### ITEMS ###

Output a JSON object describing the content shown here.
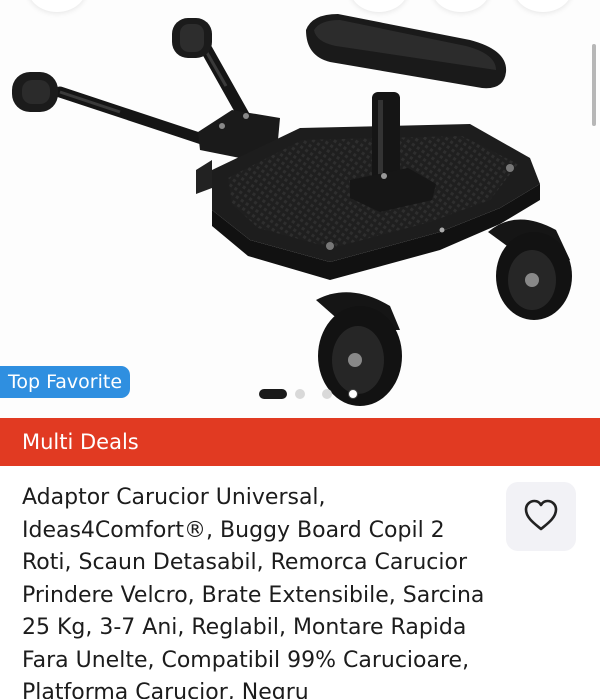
{
  "gallery": {
    "badge_label": "Top Favorite",
    "slide_count": 4,
    "active_slide": 1
  },
  "deals": {
    "label": "Multi Deals"
  },
  "product": {
    "title": "Adaptor Carucior Universal, Ideas4Comfort®, Buggy Board Copil 2 Roti, Scaun Detasabil, Remorca Carucior Prindere Velcro, Brate Extensibile, Sarcina 25 Kg, 3-7 Ani, Reglabil, Montare Rapida Fara Unelte, Compatibil 99% Carucioare, Platforma Carucior, Negru"
  },
  "favorite": {
    "icon": "heart-icon"
  },
  "colors": {
    "badge_blue": "#2f8fe0",
    "deals_red": "#e13a22",
    "text": "#1c1c1c"
  }
}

###

• WHAT YOU ARE ASKED TO DO: The pictures should not be reproduced; quote all of the other material exactly.

• WRITTEN RESPONSE:
Output a JSON object describing the content shown here.
{
  "gallery": {
    "badge_label": "Top Favorite",
    "slide_count": 4,
    "active_slide": 1
  },
  "deals": {
    "label": "Multi Deals"
  },
  "product": {
    "title": "Adaptor Carucior Universal, Ideas4Comfort®, Buggy Board Copil 2 Roti, Scaun Detasabil, Remorca Carucior Prindere Velcro, Brate Extensibile, Sarcina 25 Kg, 3-7 Ani, Reglabil, Montare Rapida Fara Unelte, Compatibil 99% Carucioare, Platforma Carucior, Negru"
  },
  "favorite": {
    "icon": "heart-icon"
  },
  "colors": {
    "badge_blue": "#2f8fe0",
    "deals_red": "#e13a22",
    "text": "#1c1c1c"
  }
}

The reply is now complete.